- PROBLEM: Return every line of the records below verbatim, with no pictures in the copy.

[Stored dataset items]
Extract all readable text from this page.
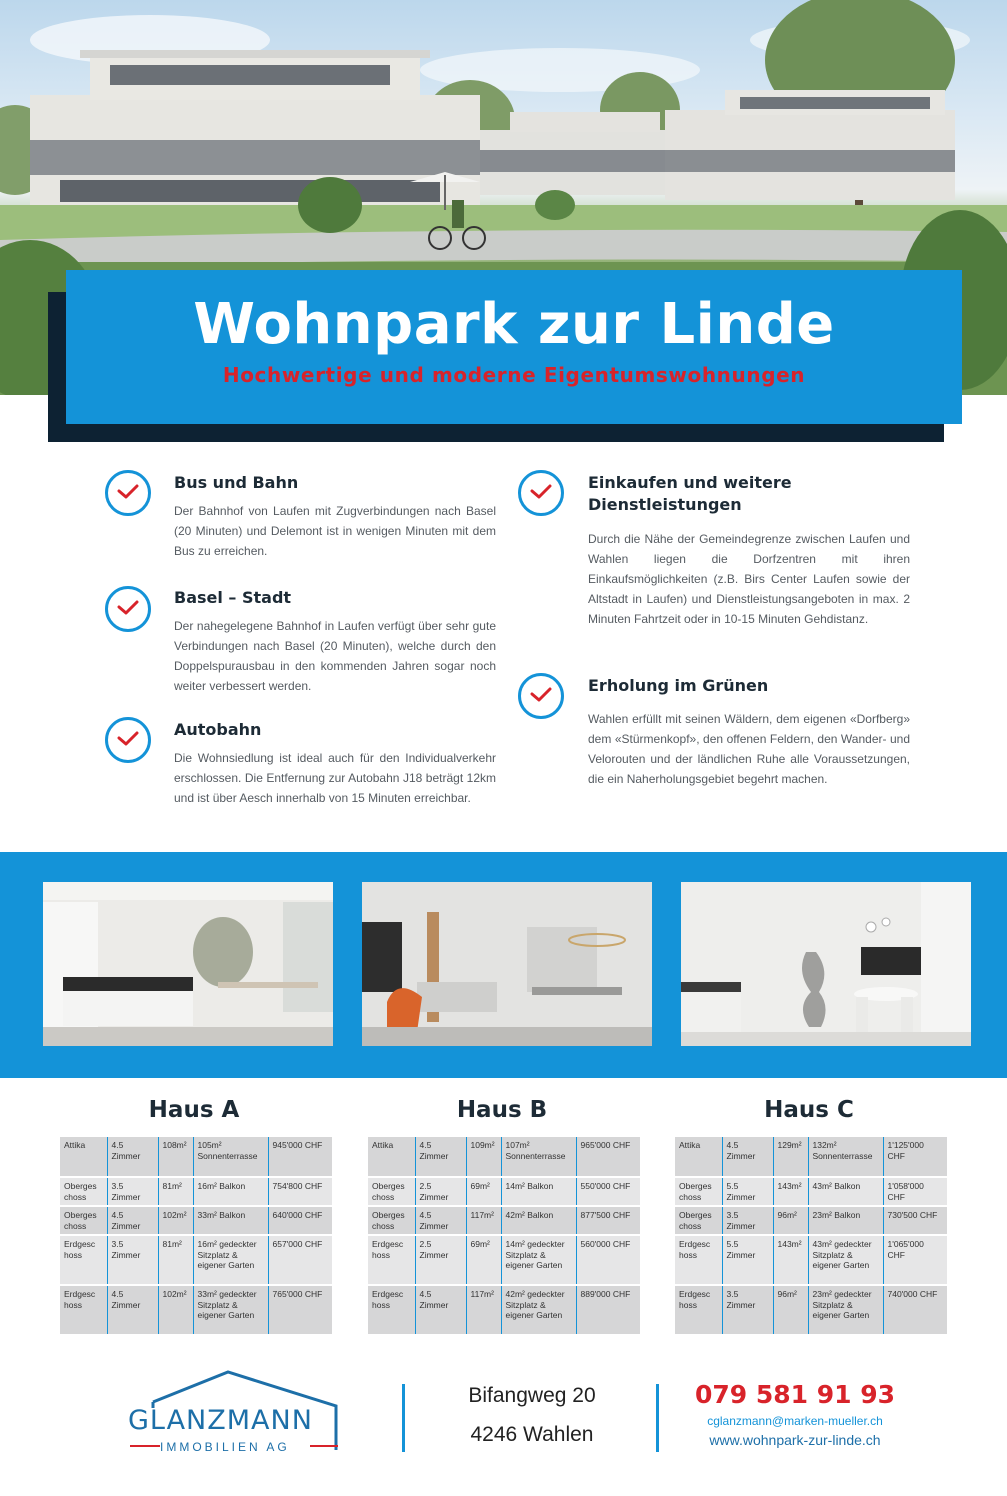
Wohnpark zur Linde
Hochwertige und moderne Eigentumswohnungen
Bus und Bahn
Der Bahnhof von Laufen mit Zugverbindungen nach Basel (20 Minuten) und Delemont ist in wenigen Minuten mit dem Bus zu erreichen.
Basel – Stadt
Der nahegelegene Bahnhof in Laufen verfügt über sehr gute Verbindungen nach Basel (20 Minuten), welche durch den Doppelspurausbau in den kommenden Jahren sogar noch weiter verbessert werden.
Autobahn
Die Wohnsiedlung ist ideal auch für den Individualverkehr erschlossen. Die Entfernung zur Autobahn J18 beträgt 12km und ist über Aesch innerhalb von 15 Minuten erreichbar.
Einkaufen und weitere Dienstleistungen
Durch die Nähe der Gemeindegrenze zwischen Laufen und Wahlen liegen die Dorfzentren mit ihren Einkaufsmöglichkeiten (z.B. Birs Center Laufen sowie der Altstadt in Laufen) und Dienstleistungsangeboten in max. 2 Minuten Fahrtzeit oder in 10-15 Minuten Gehdistanz.
Erholung im Grünen
Wahlen erfüllt mit seinen Wäldern, dem eigenen «Dorfberg» dem «Stürmenkopf», den offenen Feldern, den Wander- und Velorouten und der ländlichen Ruhe alle Voraussetzungen, die ein Naherholungsgebiet begehrt machen.
Haus A	Haus B	Haus C
Attika	4.5 Zimmer	108m²	105m² Sonnenterrasse	945'000 CHF
Oberges choss	3.5 Zimmer	81m²	16m² Balkon	754'800 CHF
Oberges choss	4.5 Zimmer	102m²	33m² Balkon	640'000 CHF
Erdgesc hoss	3.5 Zimmer	81m²	16m² gedeckter Sitzplatz & eigener Garten	657'000 CHF
Erdgesc hoss	4.5 Zimmer	102m²	33m² gedeckter Sitzplatz & eigener Garten	765'000 CHF
Attika	4.5 Zimmer	109m²	107m² Sonnenterrasse	965'000 CHF
Oberges choss	2.5 Zimmer	69m²	14m² Balkon	550'000 CHF
Oberges choss	4.5 Zimmer	117m²	42m² Balkon	877'500 CHF
Erdgesc hoss	2.5 Zimmer	69m²	14m² gedeckter Sitzplatz & eigener Garten	560'000 CHF
Erdgesc hoss	4.5 Zimmer	117m²	42m² gedeckter Sitzplatz & eigener Garten	889'000 CHF
Attika	4.5 Zimmer	129m²	132m² Sonnenterrasse	1'125'000 CHF
Oberges choss	5.5 Zimmer	143m²	43m² Balkon	1'058'000 CHF
Oberges choss	3.5 Zimmer	96m²	23m² Balkon	730'500 CHF
Erdgesc hoss	5.5 Zimmer	143m²	43m² gedeckter Sitzplatz & eigener Garten	1'065'000 CHF
Erdgesc hoss	3.5 Zimmer	96m²	23m² gedeckter Sitzplatz & eigener Garten	740'000 CHF
GLANZMANN
IMMOBILIEN AG
Bifangweg 20
4246 Wahlen
079 581 91 93
cglanzmann@marken-mueller.ch
www.wohnpark-zur-linde.ch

- CORRECT RESULT:
Extract all readable text from this page.
Wohnpark zur Linde
Hochwertige und moderne Eigentumswohnungen
Bus und Bahn
Der Bahnhof von Laufen mit Zugverbindungen nach Basel (20 Minuten) und Delemont ist in wenigen Minuten mit dem Bus zu erreichen.
Basel – Stadt
Der nahegelegene Bahnhof in Laufen verfügt über sehr gute Verbindungen nach Basel (20 Minuten), welche durch den Doppelspurausbau in den kommenden Jahren sogar noch weiter verbessert werden.
Autobahn
Die Wohnsiedlung ist ideal auch für den Individualverkehr erschlossen. Die Entfernung zur Autobahn J18 beträgt 12km und ist über Aesch innerhalb von 15 Minuten erreichbar.
Einkaufen und weitere Dienstleistungen
Durch die Nähe der Gemeindegrenze zwischen Laufen und Wahlen liegen die Dorfzentren mit ihren Einkaufsmöglichkeiten (z.B. Birs Center Laufen sowie der Altstadt in Laufen) und Dienstleistungsangeboten in max. 2 Minuten Fahrtzeit oder in 10-15 Minuten Gehdistanz.
Erholung im Grünen
Wahlen erfüllt mit seinen Wäldern, dem eigenen «Dorfberg» dem «Stürmenkopf», den offenen Feldern, den Wander- und Velorouten und der ländlichen Ruhe alle Voraussetzungen, die ein Naherholungsgebiet begehrt machen.
Haus A	Haus B	Haus C
Attika	4.5 Zimmer	108m²	105m² Sonnenterrasse	945'000 CHF
Oberges choss	3.5 Zimmer	81m²	16m² Balkon	754'800 CHF
Oberges choss	4.5 Zimmer	102m²	33m² Balkon	640'000 CHF
Erdgesc hoss	3.5 Zimmer	81m²	16m² gedeckter Sitzplatz & eigener Garten	657'000 CHF
Erdgesc hoss	4.5 Zimmer	102m²	33m² gedeckter Sitzplatz & eigener Garten	765'000 CHF
Attika	4.5 Zimmer	109m²	107m² Sonnenterrasse	965'000 CHF
Oberges choss	2.5 Zimmer	69m²	14m² Balkon	550'000 CHF
Oberges choss	4.5 Zimmer	117m²	42m² Balkon	877'500 CHF
Erdgesc hoss	2.5 Zimmer	69m²	14m² gedeckter Sitzplatz & eigener Garten	560'000 CHF
Erdgesc hoss	4.5 Zimmer	117m²	42m² gedeckter Sitzplatz & eigener Garten	889'000 CHF
Attika	4.5 Zimmer	129m²	132m² Sonnenterrasse	1'125'000 CHF
Oberges choss	5.5 Zimmer	143m²	43m² Balkon	1'058'000 CHF
Oberges choss	3.5 Zimmer	96m²	23m² Balkon	730'500 CHF
Erdgesc hoss	5.5 Zimmer	143m²	43m² gedeckter Sitzplatz & eigener Garten	1'065'000 CHF
Erdgesc hoss	3.5 Zimmer	96m²	23m² gedeckter Sitzplatz & eigener Garten	740'000 CHF
GLANZMANN
IMMOBILIEN AG
Bifangweg 20
4246 Wahlen
079 581 91 93
cglanzmann@marken-mueller.ch
www.wohnpark-zur-linde.ch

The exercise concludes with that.